» Short exercise: Filter the records below and copy every line containing the word "JSON".
···
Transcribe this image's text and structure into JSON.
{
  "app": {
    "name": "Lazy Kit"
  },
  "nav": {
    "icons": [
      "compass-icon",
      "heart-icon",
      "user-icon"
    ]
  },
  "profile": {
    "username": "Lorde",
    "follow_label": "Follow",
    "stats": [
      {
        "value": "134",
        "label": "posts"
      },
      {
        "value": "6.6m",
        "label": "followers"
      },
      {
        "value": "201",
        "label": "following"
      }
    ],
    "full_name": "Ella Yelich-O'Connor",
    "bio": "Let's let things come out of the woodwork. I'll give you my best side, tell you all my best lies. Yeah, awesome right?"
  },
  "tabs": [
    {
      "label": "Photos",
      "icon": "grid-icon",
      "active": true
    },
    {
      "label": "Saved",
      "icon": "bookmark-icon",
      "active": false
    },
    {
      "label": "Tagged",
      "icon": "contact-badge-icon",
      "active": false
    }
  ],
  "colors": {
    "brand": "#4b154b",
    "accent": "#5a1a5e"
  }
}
···
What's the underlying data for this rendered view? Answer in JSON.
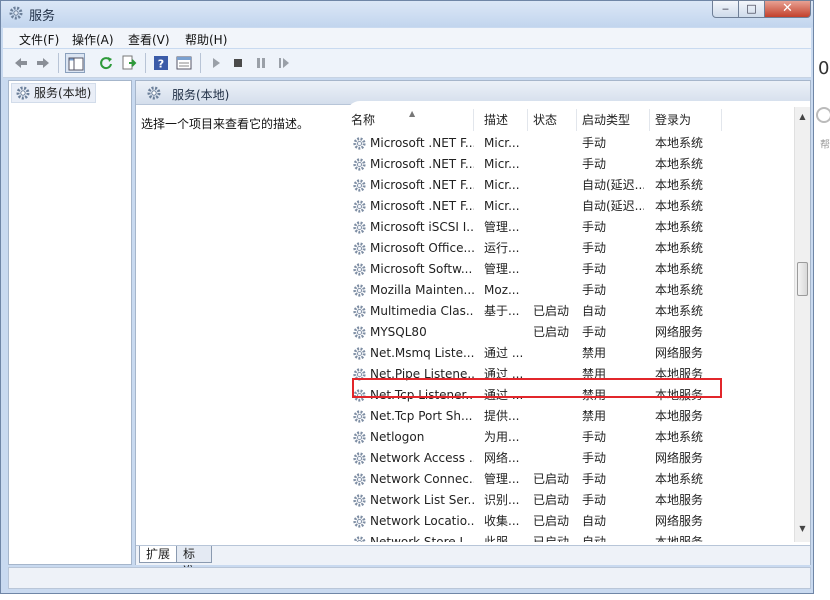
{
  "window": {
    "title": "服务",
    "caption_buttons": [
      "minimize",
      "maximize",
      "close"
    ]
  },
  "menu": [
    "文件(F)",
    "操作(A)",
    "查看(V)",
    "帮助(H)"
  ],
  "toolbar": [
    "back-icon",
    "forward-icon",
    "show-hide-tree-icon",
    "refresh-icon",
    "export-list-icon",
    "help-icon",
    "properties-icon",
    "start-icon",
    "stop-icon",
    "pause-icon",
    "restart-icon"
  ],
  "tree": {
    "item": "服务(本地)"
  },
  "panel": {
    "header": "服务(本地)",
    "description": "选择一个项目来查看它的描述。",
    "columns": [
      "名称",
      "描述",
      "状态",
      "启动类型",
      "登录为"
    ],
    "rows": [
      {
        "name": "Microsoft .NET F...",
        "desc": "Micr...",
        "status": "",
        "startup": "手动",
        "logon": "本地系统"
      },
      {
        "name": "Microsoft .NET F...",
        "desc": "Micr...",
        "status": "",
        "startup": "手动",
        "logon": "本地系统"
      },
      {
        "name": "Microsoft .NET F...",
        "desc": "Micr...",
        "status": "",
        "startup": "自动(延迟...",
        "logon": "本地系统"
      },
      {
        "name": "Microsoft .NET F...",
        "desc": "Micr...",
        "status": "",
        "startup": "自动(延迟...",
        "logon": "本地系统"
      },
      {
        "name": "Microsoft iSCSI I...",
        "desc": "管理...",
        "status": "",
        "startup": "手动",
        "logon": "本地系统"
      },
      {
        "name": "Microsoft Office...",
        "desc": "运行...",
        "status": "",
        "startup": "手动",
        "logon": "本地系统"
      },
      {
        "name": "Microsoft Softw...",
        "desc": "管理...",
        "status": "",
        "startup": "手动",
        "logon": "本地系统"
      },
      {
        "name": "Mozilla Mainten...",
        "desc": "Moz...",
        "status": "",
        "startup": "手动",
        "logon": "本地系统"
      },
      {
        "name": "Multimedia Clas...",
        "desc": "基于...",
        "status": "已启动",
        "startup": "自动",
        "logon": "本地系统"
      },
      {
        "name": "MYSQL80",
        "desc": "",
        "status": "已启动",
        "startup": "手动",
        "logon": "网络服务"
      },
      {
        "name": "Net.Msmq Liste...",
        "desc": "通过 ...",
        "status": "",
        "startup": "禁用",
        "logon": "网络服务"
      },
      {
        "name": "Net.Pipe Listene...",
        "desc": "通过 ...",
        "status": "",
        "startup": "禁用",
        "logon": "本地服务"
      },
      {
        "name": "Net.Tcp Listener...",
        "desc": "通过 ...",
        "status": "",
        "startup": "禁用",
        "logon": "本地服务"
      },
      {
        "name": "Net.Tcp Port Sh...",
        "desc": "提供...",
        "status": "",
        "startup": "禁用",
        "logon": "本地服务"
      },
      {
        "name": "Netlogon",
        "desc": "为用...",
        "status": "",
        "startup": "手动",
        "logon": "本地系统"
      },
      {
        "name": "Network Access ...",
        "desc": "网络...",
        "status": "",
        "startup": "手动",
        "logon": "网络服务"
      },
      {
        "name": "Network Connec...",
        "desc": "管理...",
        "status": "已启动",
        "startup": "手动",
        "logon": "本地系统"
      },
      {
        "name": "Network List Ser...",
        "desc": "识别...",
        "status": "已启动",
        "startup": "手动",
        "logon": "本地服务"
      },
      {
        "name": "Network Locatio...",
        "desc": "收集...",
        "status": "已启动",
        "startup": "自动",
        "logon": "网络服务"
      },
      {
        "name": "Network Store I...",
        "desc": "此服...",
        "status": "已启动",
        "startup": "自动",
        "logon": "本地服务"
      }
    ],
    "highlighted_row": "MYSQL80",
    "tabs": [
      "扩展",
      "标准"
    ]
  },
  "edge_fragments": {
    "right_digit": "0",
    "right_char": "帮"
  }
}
···
» Task solution:
Transcribe this image's text and structure into JSON.
What's the underlying data for this rendered view? Answer in JSON.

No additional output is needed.